▸ **Aim**
All entries are to be quoted exactly; the images stay out of the copy.

▸ **Input records**
________

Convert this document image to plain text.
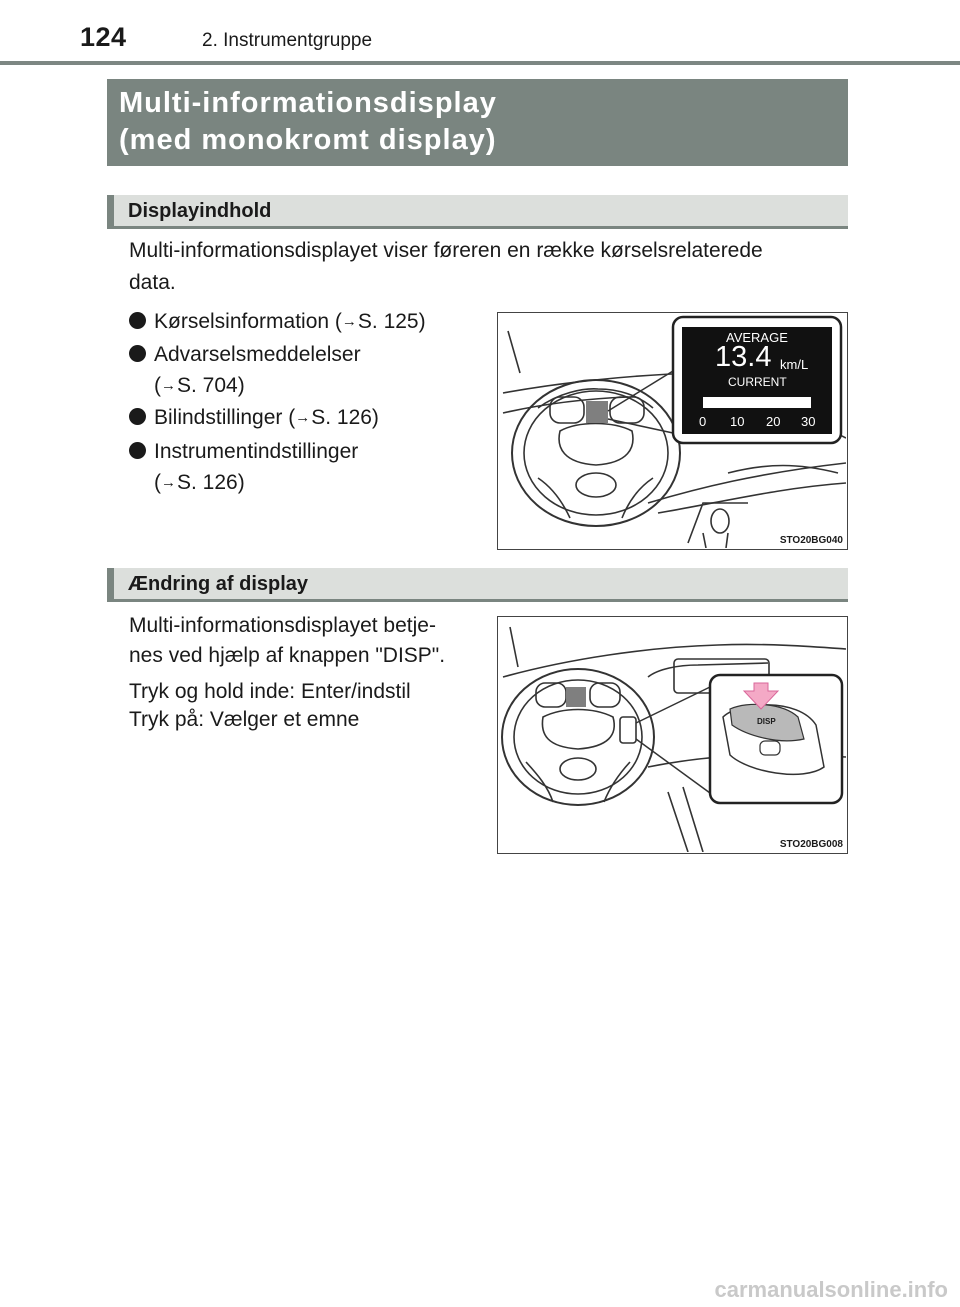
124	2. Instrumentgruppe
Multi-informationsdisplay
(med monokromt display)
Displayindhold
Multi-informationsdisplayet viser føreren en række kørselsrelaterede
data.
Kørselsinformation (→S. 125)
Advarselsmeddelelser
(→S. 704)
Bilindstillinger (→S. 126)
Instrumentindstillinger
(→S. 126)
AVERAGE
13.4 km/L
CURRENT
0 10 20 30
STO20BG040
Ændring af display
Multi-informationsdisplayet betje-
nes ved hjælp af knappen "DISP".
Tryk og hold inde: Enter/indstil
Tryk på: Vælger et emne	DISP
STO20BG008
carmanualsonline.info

________

▸ **Worked solution**
Convert this document image to plain text.
124	2. Instrumentgruppe
Multi-informationsdisplay
(med monokromt display)
Displayindhold
Multi-informationsdisplayet viser føreren en række kørselsrelaterede
data.
Kørselsinformation (→S. 125)
Advarselsmeddelelser
(→S. 704)
Bilindstillinger (→S. 126)
Instrumentindstillinger
(→S. 126)
AVERAGE
13.4 km/L
CURRENT
0 10 20 30
STO20BG040
Ændring af display
Multi-informationsdisplayet betje-
nes ved hjælp af knappen "DISP".
Tryk og hold inde: Enter/indstil
Tryk på: Vælger et emne	DISP
STO20BG008
carmanualsonline.info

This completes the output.